* **Задание A**:
Согласуются ли с отрывком о Суворове и Павле I утверждения (i)–(iii)? Для каждого ответьте «да» или «нет» и приведите точную цитату, на которой основан вывод.
(i) Суворов приехал в Петербург утром.
(ii) На встречу с императором Суворов надел мундир племянника.
(iii) Суворов оставался на вахтпараде, пока не объявили пароль.
* **Задание B**:
Продолжите отрывок о Суворове и Павле I с того места, на котором он заканчивается.

* **Исходный текст**:
>>>

Суворов приноровил приезд в Петербург, по своему обычаю, к ночи. Павел уже несколько раз о нем справлялся у Горчакова. Узнав, что дядя прибыл, Горчаков, не медля ни минуты, поехал во дворец с докладом. Павел уже разделся на ночь, но вышел к флигель-адъютанту, накинув шинель, и сказал, что принял бы Суворова сейчас же, если бы не было так поздно. Он назначил свидание с опальным фельдмаршалом на утро.
Александр Васильевич не захватил с собой никакого военного платья, ему пришлось надеть мундир племянника. Мундир был, конечно, нового образца. К счастью, он пришелся впору. В девять часов утра он был во дворце. Возвращаясь с прогулки, Павел, как только соскочил с коня, спросил Горчакова, здесь ли Суворов. Узнав, что тот уже приехал, император вбежал в приемную, схватил его за руку и повел в свой кабинет. Там они проговорили больше часа, затем Суворов поехал на развод по приглашению Павла.
Император рассчитывал блеснуть перед Суворовым своей опруссаченной гвардией. Желая угодить Суворову, Павел водил батальоны скорым шагом, показывал примерную атаку. Суворов отворачивался, смеялся в кулак, наконец сказал Горчакову:
– Не могу больше! Брюхо болит! – и уехал с вахтпарада, не дождавшись пароля.
Павел I, разгневанный, призвал после развода Горчакова и спросил его:
– Что это значит? Я ему делал намеки, чтобы он просился вновь на службу, а он мне про Измаил начал рассказывать. Я ему повторил намеки, он опять свое – про Кинбурн, Очаков. Извольте, сударь, ехать к вашему дяде – пусть он объяснит свои поступки, и привезите ответ; до тех пор я не сяду за стол!
Горчаков поскакал к дяде. Суворов уже лежал в постели, лицом к стене. Не поворачиваясь, он сказал племяннику, что вступит вновь на службу не иначе как с той полнотой власти, которой он обладал в екатерининские времена, с правом производить в чины до полковника, награждать, увольнять.
– Я таких вещей и передать государю не осмелюсь! – воскликнул испуганный Горчаков.
– Передавай что знаешь. А я хочу спать…
Горчаков поторопился во дворец: наступил уже час обеда. В смущении он лепетал перед разгневанным Павлом, что Суворов растерялся в присутствии особы его величества, что он готов служить, если на то последует высочайшее соизволение.
Павел отпустил Горчакова, сказав:
– Если, сударь, не вразумите дядю, будете отвечать вы!
Но тому оказалась непосильной задача вразумления Суворова.
Павел I продолжал свое, не стесняясь, – прямо с развода отправлял генералов в крепостные казематы. Суворов продолжал шалить на разводах. Притворялся, что новая, павловской формы, шляпа не держится у него на голове, ронял ее к ногам Павла. Путался между рядами взводов, проходивших церемониальным шагом. Делая вид, что никак не может сесть в карету, так как мешает шпага нового образца, Суворов забегал к карете то с одной, то с другой стороны, и это продолжалось подолгу.
Павел I после каждой встречи с Суворовым накидывался на молодого Горчакова, которому никак не удавалось вразумить дядю.

<<<

* **Содержимое набора данных**:
>>>

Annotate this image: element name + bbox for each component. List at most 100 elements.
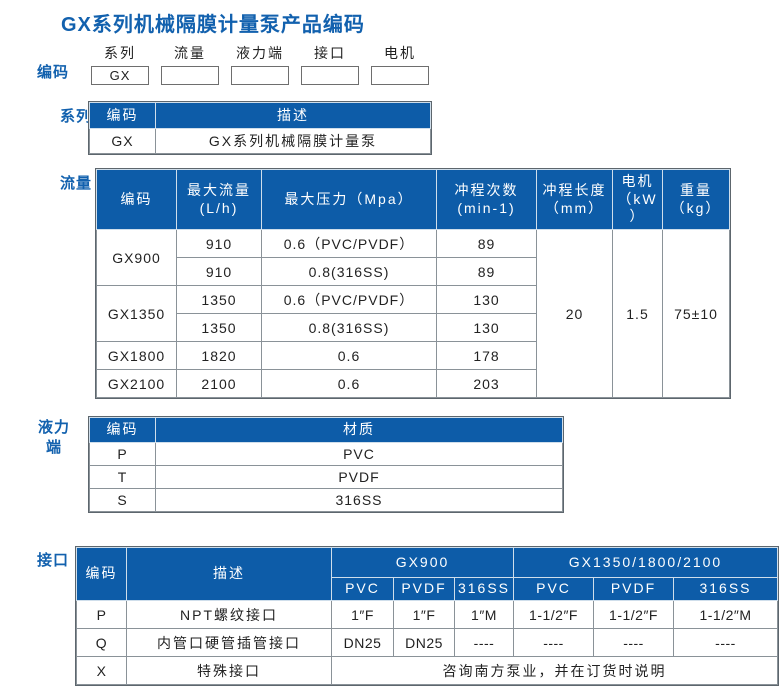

<<<

* **Ответ к упражнению A**:
(i) Нет: «Суворов приноровил приезд в Петербург, по своему обычаю, к ночи».
(ii) Да: «ему пришлось надеть мундир племянника».
(iii) Нет: «и уехал с вахтпарада, не дождавшись пароля».

* **Ответ к упражнению B**:
Горчаков выдумывал для императора мягкие и верноподданнические ответы Суворова, а дяде передавал не возмущенные выкрики Павла, а снисходительные и милостивые слова.
Долго такая игра продолжаться не могла. Павел I сдался и, снисходя к просьбе Суворова, переданной ему Горчаковым, разрешил Александру Васильевичу опять ехать в деревню.
Суворов вернулся в Кончанское. Но 6 февраля 1799 года туда приехал флигель-адъютант генерал Толбухин с письмом от Павла. Император писал Суворову:
«Сейчас получил Я, граф Александр Васильевич, известие о настойчивом желании Венского Двора, чтобы Вы предводительствовали его армиями в Италии, куда и Мои корпуса Розенберга и Германа идут. Итак, посему и при теперешних европейских обстоятельствах долгом почитаю не от Своего только лица, но и от лица других предложить Вам взять команду на себя и прибыть сюда для отъезда в Вену.
Теперь нам не время рассчитываться… Поспешите сюда и не отнимайте у славы Вашей времени, а у Меня удовольствия Вас видеть.
Павел Санкт-Петербург, 1799, февраля 4-го»Через час, не дав Толбухину отдохнуть, Суворов послал его обратно с ответом о своем согласии принять на себя командование войсками России и Австрии против Франции.
Через два дня Суворов явился в Петербург.
Отложив счеты со своенравным полководцем, Павел I отдал русские войска в полное распоряжение Суворова, сказав: «Ведите войну как знаете!»
В армии весть о назначении Суворова сверкнула молнией. Старые солдаты просились с ним в поход. Павел возложил на Суворова знаки ордена мальтийских рыцарей[188], так как сам состоял Великим магистром этого ордена, и Суворов отправился в Вену.
Глава восемнадцатая
Итальянский поход
Осенью 1797 года, после заключения мира в Кампоформио, армия Бонапарта покинула пределы Австрии. В Германии французы отошли за Рейн, в Италии – за реку Эч. К западу от нее начиналась основанная Бонапартом Цизальпинская республика. Австрия потеряла левый берег Рейна и большую часть Ломбардии, зато приобрела часть венецианских владений. В Раштадте продолжались переговоры между Австрией и Францией, чтобы точно и подробно установить условия мира. Австрия надеялась добиться от Франции новых уступок, стремясь вознаградить себя за потерю Северной Италии округлением границ за счет мелких германских государств. Нидерланды по Кампоформийскому миру отошли к Франции. Голландия превратилась в Батавскую республику. В Генуе под властью Франции была провозглашена Лигурийская республика.